**Do this**
Lines containing the word "wird" need to be counted. Please reply with how many there are, and nothing else.

**Exercise materials**
.....

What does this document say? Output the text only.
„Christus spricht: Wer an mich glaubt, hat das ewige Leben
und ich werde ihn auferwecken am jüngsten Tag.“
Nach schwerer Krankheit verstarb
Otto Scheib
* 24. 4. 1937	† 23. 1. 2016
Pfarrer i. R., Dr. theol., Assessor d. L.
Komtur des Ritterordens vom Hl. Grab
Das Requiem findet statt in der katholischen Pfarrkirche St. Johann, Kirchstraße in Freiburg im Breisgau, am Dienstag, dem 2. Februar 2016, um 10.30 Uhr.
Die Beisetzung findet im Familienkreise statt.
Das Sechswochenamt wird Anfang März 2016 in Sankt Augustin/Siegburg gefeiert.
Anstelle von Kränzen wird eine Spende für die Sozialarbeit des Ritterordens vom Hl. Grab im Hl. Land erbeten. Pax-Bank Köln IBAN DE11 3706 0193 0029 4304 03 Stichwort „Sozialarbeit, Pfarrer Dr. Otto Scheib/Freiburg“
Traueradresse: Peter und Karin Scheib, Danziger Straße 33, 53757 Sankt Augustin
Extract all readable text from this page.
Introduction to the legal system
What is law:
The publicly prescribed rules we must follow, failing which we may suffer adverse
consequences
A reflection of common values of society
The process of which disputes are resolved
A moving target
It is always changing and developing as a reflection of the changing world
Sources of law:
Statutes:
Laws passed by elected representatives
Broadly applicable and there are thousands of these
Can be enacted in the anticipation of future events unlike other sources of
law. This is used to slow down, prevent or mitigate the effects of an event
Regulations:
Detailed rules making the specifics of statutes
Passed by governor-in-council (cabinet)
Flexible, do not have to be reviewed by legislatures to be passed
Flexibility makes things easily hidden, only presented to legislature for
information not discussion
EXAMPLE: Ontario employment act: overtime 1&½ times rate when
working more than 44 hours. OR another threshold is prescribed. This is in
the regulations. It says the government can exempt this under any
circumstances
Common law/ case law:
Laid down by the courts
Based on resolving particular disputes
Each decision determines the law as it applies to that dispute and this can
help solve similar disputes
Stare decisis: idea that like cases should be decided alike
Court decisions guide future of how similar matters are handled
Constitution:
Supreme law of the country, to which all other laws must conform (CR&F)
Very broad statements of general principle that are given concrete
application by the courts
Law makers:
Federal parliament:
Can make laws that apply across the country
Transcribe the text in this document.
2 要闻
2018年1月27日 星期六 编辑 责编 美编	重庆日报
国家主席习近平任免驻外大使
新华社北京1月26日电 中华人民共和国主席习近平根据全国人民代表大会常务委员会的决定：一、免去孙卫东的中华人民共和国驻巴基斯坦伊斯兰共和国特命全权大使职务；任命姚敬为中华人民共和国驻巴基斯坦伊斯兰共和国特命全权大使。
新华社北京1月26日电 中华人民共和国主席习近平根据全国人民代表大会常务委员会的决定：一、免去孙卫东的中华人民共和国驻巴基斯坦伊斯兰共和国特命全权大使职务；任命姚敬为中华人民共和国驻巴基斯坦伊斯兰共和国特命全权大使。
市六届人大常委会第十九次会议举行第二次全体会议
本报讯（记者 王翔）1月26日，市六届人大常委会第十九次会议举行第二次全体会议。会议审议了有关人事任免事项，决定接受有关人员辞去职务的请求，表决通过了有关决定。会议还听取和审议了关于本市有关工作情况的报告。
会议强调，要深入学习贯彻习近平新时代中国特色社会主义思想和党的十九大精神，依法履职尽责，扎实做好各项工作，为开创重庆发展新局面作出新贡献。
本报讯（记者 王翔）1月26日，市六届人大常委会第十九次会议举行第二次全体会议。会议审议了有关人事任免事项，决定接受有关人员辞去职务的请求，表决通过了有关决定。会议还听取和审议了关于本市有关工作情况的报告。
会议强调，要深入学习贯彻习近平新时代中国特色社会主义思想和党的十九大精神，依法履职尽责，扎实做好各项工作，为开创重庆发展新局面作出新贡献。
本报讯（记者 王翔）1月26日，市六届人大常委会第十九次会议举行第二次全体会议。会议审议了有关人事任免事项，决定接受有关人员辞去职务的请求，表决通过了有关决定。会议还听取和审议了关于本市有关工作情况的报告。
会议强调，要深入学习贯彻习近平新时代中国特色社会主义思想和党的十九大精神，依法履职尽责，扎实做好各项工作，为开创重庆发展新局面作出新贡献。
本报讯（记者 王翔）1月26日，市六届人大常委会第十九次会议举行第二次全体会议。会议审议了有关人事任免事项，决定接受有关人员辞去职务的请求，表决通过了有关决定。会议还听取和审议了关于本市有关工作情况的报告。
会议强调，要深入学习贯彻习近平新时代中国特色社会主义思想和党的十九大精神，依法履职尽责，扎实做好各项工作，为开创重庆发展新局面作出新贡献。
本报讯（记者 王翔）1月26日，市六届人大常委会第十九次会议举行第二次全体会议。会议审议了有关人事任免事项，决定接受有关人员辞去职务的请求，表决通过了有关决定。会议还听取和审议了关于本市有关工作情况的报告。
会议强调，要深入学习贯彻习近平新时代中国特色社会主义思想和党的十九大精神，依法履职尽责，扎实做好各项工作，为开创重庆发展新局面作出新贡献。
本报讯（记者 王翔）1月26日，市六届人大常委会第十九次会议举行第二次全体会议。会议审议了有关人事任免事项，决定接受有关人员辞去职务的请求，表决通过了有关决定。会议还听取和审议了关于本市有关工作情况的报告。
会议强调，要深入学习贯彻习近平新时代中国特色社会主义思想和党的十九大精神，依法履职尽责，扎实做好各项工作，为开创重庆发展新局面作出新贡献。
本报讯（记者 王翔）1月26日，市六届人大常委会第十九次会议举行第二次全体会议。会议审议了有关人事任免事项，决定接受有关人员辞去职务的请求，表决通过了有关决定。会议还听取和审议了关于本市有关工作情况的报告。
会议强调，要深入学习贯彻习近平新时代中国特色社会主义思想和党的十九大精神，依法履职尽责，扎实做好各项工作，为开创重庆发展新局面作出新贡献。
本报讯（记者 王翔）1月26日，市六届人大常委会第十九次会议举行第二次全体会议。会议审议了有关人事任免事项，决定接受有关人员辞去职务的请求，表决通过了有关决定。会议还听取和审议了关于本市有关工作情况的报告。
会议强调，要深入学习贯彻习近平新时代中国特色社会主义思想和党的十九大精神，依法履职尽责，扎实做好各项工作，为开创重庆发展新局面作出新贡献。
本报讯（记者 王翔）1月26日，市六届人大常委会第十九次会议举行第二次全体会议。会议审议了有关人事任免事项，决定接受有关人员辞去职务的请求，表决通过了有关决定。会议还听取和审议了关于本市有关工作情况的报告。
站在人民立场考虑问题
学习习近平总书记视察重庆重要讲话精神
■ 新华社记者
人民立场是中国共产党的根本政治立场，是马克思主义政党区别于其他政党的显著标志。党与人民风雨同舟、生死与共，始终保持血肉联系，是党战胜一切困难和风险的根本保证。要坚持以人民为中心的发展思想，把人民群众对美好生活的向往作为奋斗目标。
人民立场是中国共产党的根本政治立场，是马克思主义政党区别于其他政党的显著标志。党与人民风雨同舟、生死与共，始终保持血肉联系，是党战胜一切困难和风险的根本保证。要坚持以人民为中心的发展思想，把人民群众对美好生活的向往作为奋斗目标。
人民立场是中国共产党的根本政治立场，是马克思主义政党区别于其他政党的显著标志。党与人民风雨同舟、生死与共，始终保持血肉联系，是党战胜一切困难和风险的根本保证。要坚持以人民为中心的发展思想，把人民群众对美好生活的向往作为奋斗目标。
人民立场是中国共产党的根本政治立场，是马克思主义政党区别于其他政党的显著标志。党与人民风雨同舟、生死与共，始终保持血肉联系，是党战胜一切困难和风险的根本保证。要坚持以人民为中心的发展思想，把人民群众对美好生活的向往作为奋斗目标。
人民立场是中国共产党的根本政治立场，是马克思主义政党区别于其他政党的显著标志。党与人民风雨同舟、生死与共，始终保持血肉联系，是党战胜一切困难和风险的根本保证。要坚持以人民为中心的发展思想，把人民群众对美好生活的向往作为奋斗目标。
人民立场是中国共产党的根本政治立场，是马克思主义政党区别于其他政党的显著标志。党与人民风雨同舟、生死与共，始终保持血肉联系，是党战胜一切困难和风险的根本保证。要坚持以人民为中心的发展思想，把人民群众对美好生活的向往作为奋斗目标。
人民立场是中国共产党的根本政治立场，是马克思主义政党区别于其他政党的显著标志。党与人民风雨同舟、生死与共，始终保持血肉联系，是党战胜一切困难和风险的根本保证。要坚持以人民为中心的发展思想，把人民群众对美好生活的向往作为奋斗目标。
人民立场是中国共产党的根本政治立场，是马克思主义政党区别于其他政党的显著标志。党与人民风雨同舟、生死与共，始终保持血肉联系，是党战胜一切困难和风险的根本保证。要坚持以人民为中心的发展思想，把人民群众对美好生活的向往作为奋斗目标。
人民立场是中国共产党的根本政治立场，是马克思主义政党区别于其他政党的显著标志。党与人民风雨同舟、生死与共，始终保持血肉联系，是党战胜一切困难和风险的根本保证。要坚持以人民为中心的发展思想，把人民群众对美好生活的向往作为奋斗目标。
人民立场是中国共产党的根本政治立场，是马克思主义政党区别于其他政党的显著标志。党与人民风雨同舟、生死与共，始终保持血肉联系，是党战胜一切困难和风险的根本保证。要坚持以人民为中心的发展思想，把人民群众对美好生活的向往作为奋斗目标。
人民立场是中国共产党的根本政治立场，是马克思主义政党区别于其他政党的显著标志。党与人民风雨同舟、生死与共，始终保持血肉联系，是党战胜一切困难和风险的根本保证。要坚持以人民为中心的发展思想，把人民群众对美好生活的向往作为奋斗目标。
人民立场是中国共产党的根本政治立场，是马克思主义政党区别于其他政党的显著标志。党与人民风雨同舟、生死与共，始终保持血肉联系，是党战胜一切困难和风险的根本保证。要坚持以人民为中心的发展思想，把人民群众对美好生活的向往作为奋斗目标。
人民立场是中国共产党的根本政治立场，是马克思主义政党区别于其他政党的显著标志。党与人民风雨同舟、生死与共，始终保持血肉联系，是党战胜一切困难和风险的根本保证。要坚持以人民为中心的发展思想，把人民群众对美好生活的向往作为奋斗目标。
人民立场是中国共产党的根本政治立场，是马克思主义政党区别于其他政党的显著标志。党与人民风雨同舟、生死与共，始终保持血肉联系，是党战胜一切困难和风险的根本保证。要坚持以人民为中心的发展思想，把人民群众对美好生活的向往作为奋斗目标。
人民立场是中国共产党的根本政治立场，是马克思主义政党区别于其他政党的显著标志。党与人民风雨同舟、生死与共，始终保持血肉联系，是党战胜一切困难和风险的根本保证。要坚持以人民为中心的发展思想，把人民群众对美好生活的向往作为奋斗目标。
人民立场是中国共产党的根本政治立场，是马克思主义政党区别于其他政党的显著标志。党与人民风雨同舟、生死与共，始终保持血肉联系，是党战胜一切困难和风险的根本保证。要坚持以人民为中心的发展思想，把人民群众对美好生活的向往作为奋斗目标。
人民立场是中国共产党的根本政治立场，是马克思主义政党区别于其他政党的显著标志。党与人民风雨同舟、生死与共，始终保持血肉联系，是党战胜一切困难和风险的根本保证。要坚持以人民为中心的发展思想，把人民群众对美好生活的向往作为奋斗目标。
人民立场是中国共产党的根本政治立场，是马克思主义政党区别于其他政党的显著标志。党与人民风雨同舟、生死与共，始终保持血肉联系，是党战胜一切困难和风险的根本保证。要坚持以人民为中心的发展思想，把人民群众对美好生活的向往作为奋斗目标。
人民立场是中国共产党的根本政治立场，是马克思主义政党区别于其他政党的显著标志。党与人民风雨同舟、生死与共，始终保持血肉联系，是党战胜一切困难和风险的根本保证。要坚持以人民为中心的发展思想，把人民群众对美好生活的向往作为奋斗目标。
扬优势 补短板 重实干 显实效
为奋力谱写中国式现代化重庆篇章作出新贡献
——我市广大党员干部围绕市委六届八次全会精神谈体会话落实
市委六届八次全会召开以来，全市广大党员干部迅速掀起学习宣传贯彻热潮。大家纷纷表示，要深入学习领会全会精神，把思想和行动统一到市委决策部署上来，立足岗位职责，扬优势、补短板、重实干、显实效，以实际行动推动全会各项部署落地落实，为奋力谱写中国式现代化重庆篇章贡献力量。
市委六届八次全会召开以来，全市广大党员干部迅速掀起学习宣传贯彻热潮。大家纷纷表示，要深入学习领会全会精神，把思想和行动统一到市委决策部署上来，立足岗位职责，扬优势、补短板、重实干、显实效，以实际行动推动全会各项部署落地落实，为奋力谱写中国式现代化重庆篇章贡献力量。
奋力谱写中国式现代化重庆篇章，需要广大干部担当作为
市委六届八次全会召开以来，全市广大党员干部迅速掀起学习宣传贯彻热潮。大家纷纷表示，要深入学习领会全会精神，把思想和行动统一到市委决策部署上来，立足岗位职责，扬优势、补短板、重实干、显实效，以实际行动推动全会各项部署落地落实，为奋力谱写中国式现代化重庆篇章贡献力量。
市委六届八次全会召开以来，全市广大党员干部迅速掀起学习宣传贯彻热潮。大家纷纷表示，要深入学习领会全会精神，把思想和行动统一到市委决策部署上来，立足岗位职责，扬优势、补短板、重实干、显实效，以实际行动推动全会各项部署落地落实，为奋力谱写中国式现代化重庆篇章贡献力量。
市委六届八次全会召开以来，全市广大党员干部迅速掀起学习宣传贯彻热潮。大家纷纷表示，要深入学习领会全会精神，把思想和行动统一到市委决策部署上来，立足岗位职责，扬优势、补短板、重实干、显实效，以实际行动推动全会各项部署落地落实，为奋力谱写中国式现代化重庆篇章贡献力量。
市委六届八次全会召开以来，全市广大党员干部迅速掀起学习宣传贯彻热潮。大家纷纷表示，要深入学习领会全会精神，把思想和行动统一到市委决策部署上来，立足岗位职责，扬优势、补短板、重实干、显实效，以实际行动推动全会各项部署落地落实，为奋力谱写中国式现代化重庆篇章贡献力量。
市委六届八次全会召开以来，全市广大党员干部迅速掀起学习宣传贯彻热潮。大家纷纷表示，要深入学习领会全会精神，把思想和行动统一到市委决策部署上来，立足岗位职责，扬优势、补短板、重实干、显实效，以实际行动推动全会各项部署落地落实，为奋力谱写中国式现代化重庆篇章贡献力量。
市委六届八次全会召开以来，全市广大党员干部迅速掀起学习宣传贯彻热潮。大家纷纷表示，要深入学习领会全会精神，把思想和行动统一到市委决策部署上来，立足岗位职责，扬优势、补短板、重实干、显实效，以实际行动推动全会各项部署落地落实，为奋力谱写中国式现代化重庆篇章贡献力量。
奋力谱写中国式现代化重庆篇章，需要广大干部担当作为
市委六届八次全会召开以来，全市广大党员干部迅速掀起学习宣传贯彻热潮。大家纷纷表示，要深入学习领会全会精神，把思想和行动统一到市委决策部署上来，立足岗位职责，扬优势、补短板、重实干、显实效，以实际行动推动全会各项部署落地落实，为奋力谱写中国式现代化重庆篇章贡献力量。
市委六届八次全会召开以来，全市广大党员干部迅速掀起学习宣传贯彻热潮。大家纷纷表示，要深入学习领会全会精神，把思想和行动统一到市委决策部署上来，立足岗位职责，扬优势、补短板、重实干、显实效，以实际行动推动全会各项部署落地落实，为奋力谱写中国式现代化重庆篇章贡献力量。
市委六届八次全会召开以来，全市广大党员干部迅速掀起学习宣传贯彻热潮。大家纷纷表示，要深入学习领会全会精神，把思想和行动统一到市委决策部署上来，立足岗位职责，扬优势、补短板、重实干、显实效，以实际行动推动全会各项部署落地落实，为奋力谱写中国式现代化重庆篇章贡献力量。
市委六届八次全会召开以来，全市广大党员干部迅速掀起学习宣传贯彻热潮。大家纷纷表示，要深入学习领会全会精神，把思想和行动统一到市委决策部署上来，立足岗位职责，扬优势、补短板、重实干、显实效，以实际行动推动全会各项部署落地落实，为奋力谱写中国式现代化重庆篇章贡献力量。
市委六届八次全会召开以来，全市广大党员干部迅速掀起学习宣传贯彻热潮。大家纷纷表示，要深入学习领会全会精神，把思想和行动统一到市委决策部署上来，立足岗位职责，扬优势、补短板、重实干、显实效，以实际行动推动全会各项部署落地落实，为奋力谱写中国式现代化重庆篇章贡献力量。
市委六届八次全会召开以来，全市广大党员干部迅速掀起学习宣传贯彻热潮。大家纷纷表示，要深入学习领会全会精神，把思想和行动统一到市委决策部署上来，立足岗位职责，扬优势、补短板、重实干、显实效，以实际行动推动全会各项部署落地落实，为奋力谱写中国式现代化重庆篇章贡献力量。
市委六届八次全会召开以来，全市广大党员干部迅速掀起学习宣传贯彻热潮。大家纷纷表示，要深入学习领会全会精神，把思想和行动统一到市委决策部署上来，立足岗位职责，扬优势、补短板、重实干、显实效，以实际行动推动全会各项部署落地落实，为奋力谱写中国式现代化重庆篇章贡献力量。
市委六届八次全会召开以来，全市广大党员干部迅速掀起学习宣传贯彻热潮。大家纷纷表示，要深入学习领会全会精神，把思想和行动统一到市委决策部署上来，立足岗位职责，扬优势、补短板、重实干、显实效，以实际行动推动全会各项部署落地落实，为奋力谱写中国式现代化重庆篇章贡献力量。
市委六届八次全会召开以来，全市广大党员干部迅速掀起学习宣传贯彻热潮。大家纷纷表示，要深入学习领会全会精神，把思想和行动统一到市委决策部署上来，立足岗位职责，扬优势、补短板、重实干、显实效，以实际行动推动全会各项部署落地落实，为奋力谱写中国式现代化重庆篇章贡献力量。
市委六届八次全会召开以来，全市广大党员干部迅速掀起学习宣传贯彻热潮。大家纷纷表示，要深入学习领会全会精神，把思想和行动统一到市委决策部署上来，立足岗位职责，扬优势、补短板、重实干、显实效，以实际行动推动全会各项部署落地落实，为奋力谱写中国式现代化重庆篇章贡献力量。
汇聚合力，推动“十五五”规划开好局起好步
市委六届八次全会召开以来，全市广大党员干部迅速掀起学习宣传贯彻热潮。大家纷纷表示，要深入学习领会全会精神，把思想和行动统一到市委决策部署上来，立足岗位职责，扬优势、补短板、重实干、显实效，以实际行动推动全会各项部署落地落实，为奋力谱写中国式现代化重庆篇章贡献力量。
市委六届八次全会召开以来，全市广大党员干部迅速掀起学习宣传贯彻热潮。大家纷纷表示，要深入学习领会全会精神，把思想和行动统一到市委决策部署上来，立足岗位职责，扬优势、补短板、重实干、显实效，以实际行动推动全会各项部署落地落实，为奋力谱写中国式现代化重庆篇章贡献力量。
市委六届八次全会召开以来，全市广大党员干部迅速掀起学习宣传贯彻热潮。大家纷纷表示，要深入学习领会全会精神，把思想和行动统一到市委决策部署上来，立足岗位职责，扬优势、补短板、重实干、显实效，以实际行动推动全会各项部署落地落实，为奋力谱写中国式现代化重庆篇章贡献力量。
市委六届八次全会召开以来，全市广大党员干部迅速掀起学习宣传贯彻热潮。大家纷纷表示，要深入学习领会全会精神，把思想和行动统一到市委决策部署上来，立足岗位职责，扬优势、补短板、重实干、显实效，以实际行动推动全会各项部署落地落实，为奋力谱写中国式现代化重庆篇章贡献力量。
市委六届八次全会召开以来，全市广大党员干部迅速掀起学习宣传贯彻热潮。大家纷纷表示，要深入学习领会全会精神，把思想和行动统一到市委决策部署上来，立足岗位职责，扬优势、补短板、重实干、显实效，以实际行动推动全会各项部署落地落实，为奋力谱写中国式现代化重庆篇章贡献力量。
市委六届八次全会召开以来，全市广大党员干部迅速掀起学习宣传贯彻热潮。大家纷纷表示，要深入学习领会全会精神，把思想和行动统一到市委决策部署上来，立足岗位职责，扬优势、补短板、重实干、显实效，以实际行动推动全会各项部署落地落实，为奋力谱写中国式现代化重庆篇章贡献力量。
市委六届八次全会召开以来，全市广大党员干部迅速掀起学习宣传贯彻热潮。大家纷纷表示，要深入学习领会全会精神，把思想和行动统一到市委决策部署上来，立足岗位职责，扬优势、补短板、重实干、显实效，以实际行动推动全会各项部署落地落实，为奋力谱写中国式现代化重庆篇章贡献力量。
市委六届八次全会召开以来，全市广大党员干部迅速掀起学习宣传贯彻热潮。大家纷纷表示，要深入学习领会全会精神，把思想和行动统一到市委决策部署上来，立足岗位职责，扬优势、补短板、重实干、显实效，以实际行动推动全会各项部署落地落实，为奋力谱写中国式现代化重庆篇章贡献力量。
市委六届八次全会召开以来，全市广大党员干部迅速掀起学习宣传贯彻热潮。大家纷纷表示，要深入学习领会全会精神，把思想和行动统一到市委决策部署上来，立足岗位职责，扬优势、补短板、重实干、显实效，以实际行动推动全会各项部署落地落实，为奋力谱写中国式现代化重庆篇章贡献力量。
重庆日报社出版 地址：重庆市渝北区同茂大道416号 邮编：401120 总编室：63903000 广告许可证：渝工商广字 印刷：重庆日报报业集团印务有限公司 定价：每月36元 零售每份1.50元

.....

**Complete output**
2